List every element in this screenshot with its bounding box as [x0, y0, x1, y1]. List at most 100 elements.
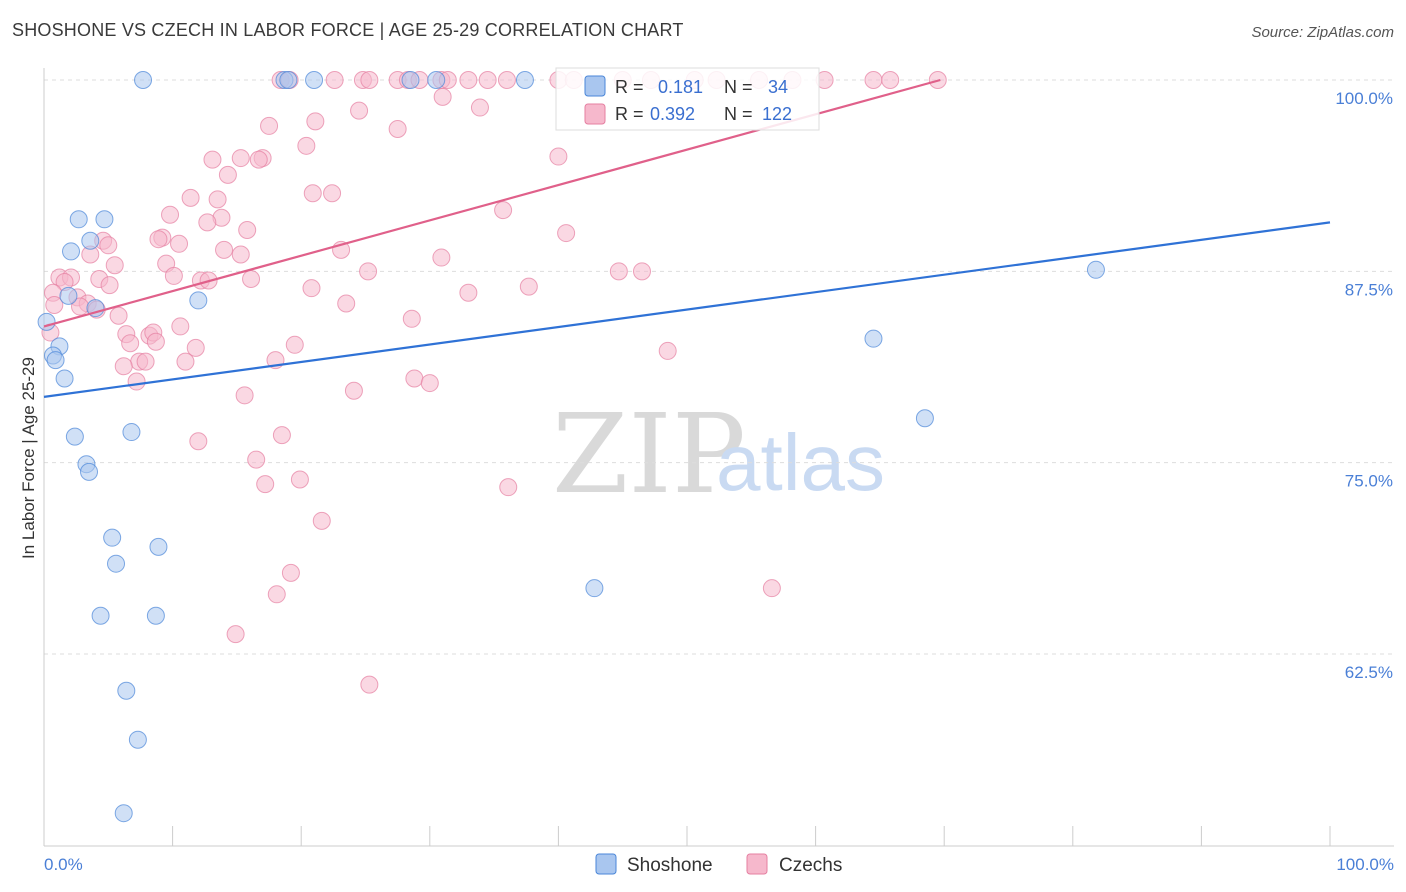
- bottom-legend-label-czech: Czechs: [779, 855, 842, 876]
- shoshone-point: [117, 681, 136, 700]
- czech-point: [499, 478, 518, 497]
- shoshone-point: [65, 427, 84, 446]
- czech-point: [302, 279, 321, 298]
- czech-point: [99, 236, 118, 255]
- czech-point: [762, 579, 781, 598]
- czech-point: [297, 136, 316, 155]
- czech-point: [402, 309, 421, 328]
- czech-point: [127, 372, 146, 391]
- y-axis-label: In Labor Force | Age 25-29: [19, 357, 38, 559]
- watermark-atlas: atlas: [716, 418, 885, 507]
- shoshone-point: [585, 579, 604, 598]
- shoshone-point: [149, 537, 168, 556]
- czech-point: [242, 269, 261, 288]
- czech-point: [231, 245, 250, 264]
- czech-point: [557, 224, 576, 243]
- gridlines: [44, 79, 1394, 655]
- czech-point: [249, 150, 268, 169]
- czech-point: [235, 386, 254, 405]
- czech-point: [189, 432, 208, 451]
- czech-point: [215, 240, 234, 259]
- legend-n-value-czech: 122: [762, 104, 792, 124]
- legend-n-value-shoshone: 34: [768, 77, 788, 97]
- czech-point: [136, 352, 155, 371]
- shoshone-point: [146, 606, 165, 625]
- legend-swatch-czech: [584, 103, 606, 125]
- czech-point: [100, 276, 119, 295]
- shoshone-point: [864, 329, 883, 348]
- czech-point: [121, 334, 140, 353]
- shoshone-series: [37, 71, 1105, 823]
- shoshone-point: [1086, 260, 1105, 279]
- shoshone-point: [279, 71, 298, 89]
- czech-point: [360, 675, 379, 694]
- shoshone-point: [134, 71, 153, 89]
- legend-n-label-shoshone: N =: [724, 77, 753, 97]
- czech-point: [198, 213, 217, 232]
- czech-point: [306, 112, 325, 131]
- czech-point: [658, 341, 677, 360]
- shoshone-trend-line: [43, 221, 1331, 398]
- czech-point: [494, 201, 513, 220]
- shoshone-point: [69, 210, 88, 229]
- shoshone-point: [86, 299, 105, 318]
- shoshone-point: [81, 231, 100, 250]
- czech-point: [519, 277, 538, 296]
- czech-point: [312, 511, 331, 530]
- shoshone-point: [59, 286, 78, 305]
- czech-point: [218, 165, 237, 184]
- shoshone-point: [62, 242, 81, 261]
- czech-point: [881, 71, 900, 89]
- czech-point: [290, 470, 309, 489]
- czech-point: [609, 262, 628, 281]
- czech-point: [260, 116, 279, 135]
- x-tick-label-max: 100.0%: [1336, 855, 1394, 874]
- stats-legend: R = 0.181 N = 34 R = 0.392 N = 122: [555, 67, 820, 131]
- czech-point: [181, 188, 200, 207]
- legend-r-label-shoshone: R =: [615, 77, 644, 97]
- czech-point: [285, 335, 304, 354]
- czech-point: [459, 283, 478, 302]
- czech-point: [247, 450, 266, 469]
- czech-point: [176, 352, 195, 371]
- y-tick-label: 87.5%: [1345, 280, 1393, 299]
- y-tick-label: 62.5%: [1345, 663, 1393, 682]
- shoshone-point: [95, 210, 114, 229]
- czech-point: [267, 585, 286, 604]
- czech-point: [325, 71, 344, 89]
- czech-point: [344, 381, 363, 400]
- czech-point: [114, 357, 133, 376]
- bottom-legend-label-shoshone: Shoshone: [627, 855, 713, 876]
- watermark-zip: ZIP: [552, 390, 746, 518]
- shoshone-point: [122, 423, 141, 442]
- czech-point: [161, 205, 180, 224]
- legend-n-label-czech: N =: [724, 104, 753, 124]
- czech-point: [105, 256, 124, 275]
- czech-point: [470, 98, 489, 117]
- czech-point: [238, 221, 257, 240]
- czech-point: [360, 71, 379, 89]
- shoshone-point: [107, 554, 126, 573]
- shoshone-point: [427, 71, 446, 89]
- czech-point: [170, 234, 189, 253]
- czech-point: [146, 332, 165, 351]
- shoshone-point: [80, 462, 99, 481]
- czech-point: [109, 306, 128, 325]
- legend-r-value-shoshone: 0.181: [658, 77, 703, 97]
- shoshone-point: [46, 351, 65, 370]
- czech-point: [272, 426, 291, 445]
- czech-point: [864, 71, 883, 89]
- czech-series: [41, 71, 947, 694]
- chart-source: Source: ZipAtlas.com: [1251, 24, 1394, 41]
- czech-point: [256, 475, 275, 494]
- czech-point: [478, 71, 497, 89]
- czech-point: [171, 317, 190, 336]
- shoshone-point: [114, 804, 133, 823]
- czech-point: [433, 87, 452, 106]
- czech-point: [303, 184, 322, 203]
- czech-point: [164, 266, 183, 285]
- shoshone-point: [103, 528, 122, 547]
- czech-point: [203, 150, 222, 169]
- czech-point: [337, 294, 356, 313]
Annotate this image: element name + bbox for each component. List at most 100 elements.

····················

What you will do:
In the records, rename every "czech-point" to "czech-marker" and leave all other text unchanged. Leave the pictures out of your answer.

Final answer:
List every element in this screenshot with its bounding box as [x0, y0, x1, y1]. List at most 100 elements.
- bottom-legend-label-czech: Czechs: [779, 855, 842, 876]
- shoshone-point: [117, 681, 136, 700]
- czech-marker: [499, 478, 518, 497]
- shoshone-point: [65, 427, 84, 446]
- czech-marker: [302, 279, 321, 298]
- czech-marker: [99, 236, 118, 255]
- czech-marker: [762, 579, 781, 598]
- czech-marker: [297, 136, 316, 155]
- czech-marker: [402, 309, 421, 328]
- czech-marker: [127, 372, 146, 391]
- y-axis-label: In Labor Force | Age 25-29: [19, 357, 38, 559]
- watermark-atlas: atlas: [716, 418, 885, 507]
- shoshone-point: [585, 579, 604, 598]
- shoshone-point: [149, 537, 168, 556]
- czech-marker: [242, 269, 261, 288]
- czech-marker: [231, 245, 250, 264]
- czech-marker: [557, 224, 576, 243]
- gridlines: [44, 79, 1394, 655]
- czech-marker: [249, 150, 268, 169]
- czech-marker: [235, 386, 254, 405]
- czech-marker: [189, 432, 208, 451]
- czech-marker: [215, 240, 234, 259]
- legend-n-value-czech: 122: [762, 104, 792, 124]
- legend-n-value-shoshone: 34: [768, 77, 788, 97]
- czech-marker: [136, 352, 155, 371]
- shoshone-point: [146, 606, 165, 625]
- legend-swatch-czech: [584, 103, 606, 125]
- czech-marker: [100, 276, 119, 295]
- shoshone-point: [864, 329, 883, 348]
- czech-marker: [121, 334, 140, 353]
- shoshone-series: [37, 71, 1105, 823]
- shoshone-point: [1086, 260, 1105, 279]
- shoshone-point: [279, 71, 298, 89]
- czech-marker: [360, 675, 379, 694]
- shoshone-point: [134, 71, 153, 89]
- legend-n-label-shoshone: N =: [724, 77, 753, 97]
- czech-marker: [198, 213, 217, 232]
- czech-marker: [306, 112, 325, 131]
- czech-marker: [658, 341, 677, 360]
- shoshone-trend-line: [43, 221, 1331, 398]
- czech-marker: [494, 201, 513, 220]
- shoshone-point: [69, 210, 88, 229]
- shoshone-point: [86, 299, 105, 318]
- shoshone-point: [81, 231, 100, 250]
- czech-marker: [519, 277, 538, 296]
- czech-marker: [312, 511, 331, 530]
- shoshone-point: [59, 286, 78, 305]
- czech-marker: [218, 165, 237, 184]
- shoshone-point: [62, 242, 81, 261]
- czech-marker: [881, 71, 900, 89]
- czech-marker: [290, 470, 309, 489]
- czech-marker: [609, 262, 628, 281]
- czech-marker: [260, 116, 279, 135]
- x-tick-label-max: 100.0%: [1336, 855, 1394, 874]
- stats-legend: R = 0.181 N = 34 R = 0.392 N = 122: [555, 67, 820, 131]
- czech-marker: [181, 188, 200, 207]
- legend-r-label-shoshone: R =: [615, 77, 644, 97]
- czech-marker: [285, 335, 304, 354]
- czech-marker: [459, 283, 478, 302]
- czech-marker: [247, 450, 266, 469]
- czech-marker: [176, 352, 195, 371]
- y-tick-label: 87.5%: [1345, 280, 1393, 299]
- y-tick-label: 62.5%: [1345, 663, 1393, 682]
- shoshone-point: [95, 210, 114, 229]
- czech-marker: [267, 585, 286, 604]
- czech-marker: [325, 71, 344, 89]
- czech-marker: [344, 381, 363, 400]
- czech-marker: [114, 357, 133, 376]
- bottom-legend-label-shoshone: Shoshone: [627, 855, 713, 876]
- watermark-zip: ZIP: [552, 390, 746, 518]
- shoshone-point: [122, 423, 141, 442]
- czech-marker: [161, 205, 180, 224]
- legend-n-label-czech: N =: [724, 104, 753, 124]
- czech-marker: [105, 256, 124, 275]
- czech-marker: [470, 98, 489, 117]
- czech-marker: [238, 221, 257, 240]
- czech-marker: [360, 71, 379, 89]
- shoshone-point: [107, 554, 126, 573]
- shoshone-point: [427, 71, 446, 89]
- czech-marker: [170, 234, 189, 253]
- czech-marker: [146, 332, 165, 351]
- shoshone-point: [80, 462, 99, 481]
- czech-marker: [109, 306, 128, 325]
- legend-r-value-shoshone: 0.181: [658, 77, 703, 97]
- shoshone-point: [46, 351, 65, 370]
- czech-marker: [272, 426, 291, 445]
- czech-marker: [864, 71, 883, 89]
- czech-series: [41, 71, 947, 694]
- chart-source: Source: ZipAtlas.com: [1251, 24, 1394, 41]
- czech-marker: [256, 475, 275, 494]
- czech-marker: [478, 71, 497, 89]
- czech-marker: [171, 317, 190, 336]
- shoshone-point: [114, 804, 133, 823]
- czech-marker: [433, 87, 452, 106]
- czech-marker: [303, 184, 322, 203]
- czech-marker: [164, 266, 183, 285]
- shoshone-point: [103, 528, 122, 547]
- czech-marker: [203, 150, 222, 169]
- czech-marker: [337, 294, 356, 313]
Annotate this image: element name + bbox for each component. List at most 100 elements.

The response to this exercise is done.